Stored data
◆ ◆ ◆
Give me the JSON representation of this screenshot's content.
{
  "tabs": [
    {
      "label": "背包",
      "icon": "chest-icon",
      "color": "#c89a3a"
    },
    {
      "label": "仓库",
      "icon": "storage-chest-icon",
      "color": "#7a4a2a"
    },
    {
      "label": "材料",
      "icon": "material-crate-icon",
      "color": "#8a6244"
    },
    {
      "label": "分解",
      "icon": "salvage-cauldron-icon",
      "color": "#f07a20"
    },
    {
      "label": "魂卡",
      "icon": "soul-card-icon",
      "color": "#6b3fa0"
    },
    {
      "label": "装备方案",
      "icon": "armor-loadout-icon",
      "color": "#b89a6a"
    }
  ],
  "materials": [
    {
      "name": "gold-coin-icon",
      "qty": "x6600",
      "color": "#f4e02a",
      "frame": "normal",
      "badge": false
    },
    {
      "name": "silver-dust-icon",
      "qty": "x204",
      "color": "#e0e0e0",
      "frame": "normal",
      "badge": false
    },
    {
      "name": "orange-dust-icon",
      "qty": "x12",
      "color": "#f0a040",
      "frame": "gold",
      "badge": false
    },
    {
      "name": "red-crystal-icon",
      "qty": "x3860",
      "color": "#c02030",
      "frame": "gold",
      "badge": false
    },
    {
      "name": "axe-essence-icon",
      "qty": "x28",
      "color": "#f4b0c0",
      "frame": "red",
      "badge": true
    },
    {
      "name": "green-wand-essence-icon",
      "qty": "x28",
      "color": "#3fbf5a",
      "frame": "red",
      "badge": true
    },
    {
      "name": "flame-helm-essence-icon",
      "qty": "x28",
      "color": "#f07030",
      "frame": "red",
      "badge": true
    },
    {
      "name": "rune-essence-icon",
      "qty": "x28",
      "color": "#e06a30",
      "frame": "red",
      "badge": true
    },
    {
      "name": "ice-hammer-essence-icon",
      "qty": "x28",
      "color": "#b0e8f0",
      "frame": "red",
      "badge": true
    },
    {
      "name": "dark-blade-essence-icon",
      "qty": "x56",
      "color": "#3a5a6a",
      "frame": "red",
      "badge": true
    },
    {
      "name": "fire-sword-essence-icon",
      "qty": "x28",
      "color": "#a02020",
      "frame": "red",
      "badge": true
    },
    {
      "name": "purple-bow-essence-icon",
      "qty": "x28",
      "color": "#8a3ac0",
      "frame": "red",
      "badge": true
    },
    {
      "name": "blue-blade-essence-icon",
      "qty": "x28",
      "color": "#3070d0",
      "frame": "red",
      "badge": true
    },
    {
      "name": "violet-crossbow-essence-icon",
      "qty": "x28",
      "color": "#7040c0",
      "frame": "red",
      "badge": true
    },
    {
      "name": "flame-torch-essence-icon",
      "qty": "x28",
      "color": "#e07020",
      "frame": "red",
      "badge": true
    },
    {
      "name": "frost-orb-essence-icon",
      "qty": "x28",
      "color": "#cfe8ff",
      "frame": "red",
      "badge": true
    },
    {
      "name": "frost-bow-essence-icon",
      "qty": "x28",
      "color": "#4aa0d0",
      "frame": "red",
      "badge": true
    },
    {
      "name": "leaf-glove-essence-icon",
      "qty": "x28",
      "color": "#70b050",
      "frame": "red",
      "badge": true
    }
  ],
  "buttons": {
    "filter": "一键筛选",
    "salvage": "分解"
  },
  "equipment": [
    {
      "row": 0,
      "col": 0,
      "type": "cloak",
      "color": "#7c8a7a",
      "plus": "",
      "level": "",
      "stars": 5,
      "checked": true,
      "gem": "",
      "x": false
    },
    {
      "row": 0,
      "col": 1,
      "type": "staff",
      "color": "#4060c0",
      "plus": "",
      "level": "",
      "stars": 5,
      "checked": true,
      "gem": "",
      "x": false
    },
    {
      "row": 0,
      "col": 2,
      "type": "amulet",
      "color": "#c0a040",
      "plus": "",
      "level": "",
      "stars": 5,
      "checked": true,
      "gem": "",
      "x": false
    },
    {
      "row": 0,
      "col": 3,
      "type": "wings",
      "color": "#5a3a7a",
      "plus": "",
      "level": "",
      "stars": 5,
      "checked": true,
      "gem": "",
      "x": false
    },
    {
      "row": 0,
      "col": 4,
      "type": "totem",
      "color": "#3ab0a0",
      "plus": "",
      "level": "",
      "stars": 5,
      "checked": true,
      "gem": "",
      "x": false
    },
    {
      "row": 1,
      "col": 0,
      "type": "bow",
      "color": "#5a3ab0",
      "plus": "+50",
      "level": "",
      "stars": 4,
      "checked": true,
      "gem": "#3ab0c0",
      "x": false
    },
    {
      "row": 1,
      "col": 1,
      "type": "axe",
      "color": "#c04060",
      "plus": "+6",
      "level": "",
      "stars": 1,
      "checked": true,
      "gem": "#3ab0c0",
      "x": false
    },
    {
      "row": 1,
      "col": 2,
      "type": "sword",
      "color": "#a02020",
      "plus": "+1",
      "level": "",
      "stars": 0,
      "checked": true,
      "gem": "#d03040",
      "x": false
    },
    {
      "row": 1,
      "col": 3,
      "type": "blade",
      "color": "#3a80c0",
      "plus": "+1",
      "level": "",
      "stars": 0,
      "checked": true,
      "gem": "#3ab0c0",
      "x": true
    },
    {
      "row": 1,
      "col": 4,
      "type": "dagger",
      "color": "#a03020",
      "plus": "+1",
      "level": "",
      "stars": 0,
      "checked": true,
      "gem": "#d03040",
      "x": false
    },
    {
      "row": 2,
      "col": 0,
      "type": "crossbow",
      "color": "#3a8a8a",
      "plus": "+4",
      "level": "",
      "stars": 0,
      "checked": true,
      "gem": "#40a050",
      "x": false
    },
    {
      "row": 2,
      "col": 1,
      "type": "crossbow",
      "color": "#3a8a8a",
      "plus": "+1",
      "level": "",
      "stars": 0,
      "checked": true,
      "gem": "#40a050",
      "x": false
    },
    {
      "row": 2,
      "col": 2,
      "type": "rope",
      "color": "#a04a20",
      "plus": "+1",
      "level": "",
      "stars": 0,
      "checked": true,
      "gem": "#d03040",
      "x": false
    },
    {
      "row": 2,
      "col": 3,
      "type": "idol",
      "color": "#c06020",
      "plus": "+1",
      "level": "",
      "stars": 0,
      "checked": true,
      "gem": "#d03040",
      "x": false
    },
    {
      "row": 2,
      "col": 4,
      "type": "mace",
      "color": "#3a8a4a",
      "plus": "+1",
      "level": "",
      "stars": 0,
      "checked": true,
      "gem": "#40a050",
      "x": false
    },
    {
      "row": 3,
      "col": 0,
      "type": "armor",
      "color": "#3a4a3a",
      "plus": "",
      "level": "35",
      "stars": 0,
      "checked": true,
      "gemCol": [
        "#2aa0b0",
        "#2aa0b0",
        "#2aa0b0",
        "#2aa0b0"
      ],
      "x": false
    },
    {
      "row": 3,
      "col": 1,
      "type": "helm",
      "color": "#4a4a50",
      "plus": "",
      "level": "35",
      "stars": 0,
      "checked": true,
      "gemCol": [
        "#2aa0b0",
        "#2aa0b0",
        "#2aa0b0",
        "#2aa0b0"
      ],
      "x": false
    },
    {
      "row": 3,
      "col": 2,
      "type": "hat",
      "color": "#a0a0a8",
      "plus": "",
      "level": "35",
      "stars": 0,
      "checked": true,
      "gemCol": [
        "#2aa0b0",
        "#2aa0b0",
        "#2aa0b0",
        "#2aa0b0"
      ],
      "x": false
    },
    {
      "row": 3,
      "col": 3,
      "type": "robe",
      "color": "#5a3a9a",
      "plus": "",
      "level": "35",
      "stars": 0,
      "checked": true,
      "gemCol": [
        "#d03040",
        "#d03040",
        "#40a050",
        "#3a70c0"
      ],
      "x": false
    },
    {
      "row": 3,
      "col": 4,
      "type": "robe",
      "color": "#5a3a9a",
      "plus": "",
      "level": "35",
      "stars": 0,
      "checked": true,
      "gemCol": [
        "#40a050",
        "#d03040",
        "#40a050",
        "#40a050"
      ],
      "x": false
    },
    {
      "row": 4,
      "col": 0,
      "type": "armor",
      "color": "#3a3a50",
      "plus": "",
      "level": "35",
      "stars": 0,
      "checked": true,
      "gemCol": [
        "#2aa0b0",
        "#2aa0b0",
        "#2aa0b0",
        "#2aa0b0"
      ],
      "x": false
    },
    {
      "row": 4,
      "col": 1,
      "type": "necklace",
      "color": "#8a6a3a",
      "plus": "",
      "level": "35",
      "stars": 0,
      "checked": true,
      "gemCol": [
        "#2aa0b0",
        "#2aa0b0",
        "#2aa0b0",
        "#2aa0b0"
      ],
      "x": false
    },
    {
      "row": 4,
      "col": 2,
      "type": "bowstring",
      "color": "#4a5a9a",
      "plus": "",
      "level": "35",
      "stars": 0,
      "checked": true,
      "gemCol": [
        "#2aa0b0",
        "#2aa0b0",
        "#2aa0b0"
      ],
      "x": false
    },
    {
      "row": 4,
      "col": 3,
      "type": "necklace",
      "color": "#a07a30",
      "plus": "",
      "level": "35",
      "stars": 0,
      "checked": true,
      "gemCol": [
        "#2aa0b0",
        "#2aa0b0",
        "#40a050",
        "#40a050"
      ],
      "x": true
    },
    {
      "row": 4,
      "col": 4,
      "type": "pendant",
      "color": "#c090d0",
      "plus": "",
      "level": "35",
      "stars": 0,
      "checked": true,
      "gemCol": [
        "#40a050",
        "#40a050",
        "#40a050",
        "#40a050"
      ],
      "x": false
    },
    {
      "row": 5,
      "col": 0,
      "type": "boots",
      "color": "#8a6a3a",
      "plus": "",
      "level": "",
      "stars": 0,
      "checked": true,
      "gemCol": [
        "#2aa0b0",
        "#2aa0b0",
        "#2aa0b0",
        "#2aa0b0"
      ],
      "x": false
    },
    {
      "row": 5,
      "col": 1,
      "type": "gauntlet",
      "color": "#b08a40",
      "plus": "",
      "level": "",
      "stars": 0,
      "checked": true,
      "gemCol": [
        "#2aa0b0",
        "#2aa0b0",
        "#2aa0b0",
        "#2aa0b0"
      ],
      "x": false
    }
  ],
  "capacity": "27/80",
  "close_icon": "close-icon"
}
◆ ◆ ◆
Task instructions. Each line of the material above either contains the word "label" or does not; state how many do, and nothing else.

Solution. 6